(Collected data entries)

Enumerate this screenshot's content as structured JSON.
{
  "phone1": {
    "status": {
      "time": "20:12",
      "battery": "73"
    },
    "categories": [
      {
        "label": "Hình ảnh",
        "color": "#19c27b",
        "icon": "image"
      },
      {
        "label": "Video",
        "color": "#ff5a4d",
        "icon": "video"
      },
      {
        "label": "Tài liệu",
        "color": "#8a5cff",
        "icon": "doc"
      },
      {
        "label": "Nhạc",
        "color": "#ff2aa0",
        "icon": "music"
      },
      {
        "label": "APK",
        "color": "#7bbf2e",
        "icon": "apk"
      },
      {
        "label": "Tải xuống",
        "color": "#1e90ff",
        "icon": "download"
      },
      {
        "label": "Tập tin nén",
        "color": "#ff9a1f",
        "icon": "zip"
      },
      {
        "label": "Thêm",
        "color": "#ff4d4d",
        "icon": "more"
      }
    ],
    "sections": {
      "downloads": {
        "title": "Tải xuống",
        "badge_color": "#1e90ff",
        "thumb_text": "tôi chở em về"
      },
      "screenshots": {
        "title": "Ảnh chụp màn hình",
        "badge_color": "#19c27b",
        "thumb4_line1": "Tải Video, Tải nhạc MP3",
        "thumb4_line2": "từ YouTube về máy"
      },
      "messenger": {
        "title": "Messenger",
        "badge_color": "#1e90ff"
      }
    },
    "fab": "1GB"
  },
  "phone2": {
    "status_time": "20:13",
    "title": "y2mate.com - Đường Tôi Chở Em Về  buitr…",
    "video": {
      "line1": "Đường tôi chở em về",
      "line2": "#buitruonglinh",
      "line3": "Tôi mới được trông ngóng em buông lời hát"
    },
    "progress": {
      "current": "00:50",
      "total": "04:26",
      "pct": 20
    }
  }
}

| REQUIREMENT |
Set down all of the data above, word for word.

| SOLUTION TO THE PROBLEM |
Enumerate this screenshot's content as structured JSON.
{
  "phone1": {
    "status": {
      "time": "20:12",
      "battery": "73"
    },
    "categories": [
      {
        "label": "Hình ảnh",
        "color": "#19c27b",
        "icon": "image"
      },
      {
        "label": "Video",
        "color": "#ff5a4d",
        "icon": "video"
      },
      {
        "label": "Tài liệu",
        "color": "#8a5cff",
        "icon": "doc"
      },
      {
        "label": "Nhạc",
        "color": "#ff2aa0",
        "icon": "music"
      },
      {
        "label": "APK",
        "color": "#7bbf2e",
        "icon": "apk"
      },
      {
        "label": "Tải xuống",
        "color": "#1e90ff",
        "icon": "download"
      },
      {
        "label": "Tập tin nén",
        "color": "#ff9a1f",
        "icon": "zip"
      },
      {
        "label": "Thêm",
        "color": "#ff4d4d",
        "icon": "more"
      }
    ],
    "sections": {
      "downloads": {
        "title": "Tải xuống",
        "badge_color": "#1e90ff",
        "thumb_text": "tôi chở em về"
      },
      "screenshots": {
        "title": "Ảnh chụp màn hình",
        "badge_color": "#19c27b",
        "thumb4_line1": "Tải Video, Tải nhạc MP3",
        "thumb4_line2": "từ YouTube về máy"
      },
      "messenger": {
        "title": "Messenger",
        "badge_color": "#1e90ff"
      }
    },
    "fab": "1GB"
  },
  "phone2": {
    "status_time": "20:13",
    "title": "y2mate.com - Đường Tôi Chở Em Về  buitr…",
    "video": {
      "line1": "Đường tôi chở em về",
      "line2": "#buitruonglinh",
      "line3": "Tôi mới được trông ngóng em buông lời hát"
    },
    "progress": {
      "current": "00:50",
      "total": "04:26",
      "pct": 20
    }
  }
}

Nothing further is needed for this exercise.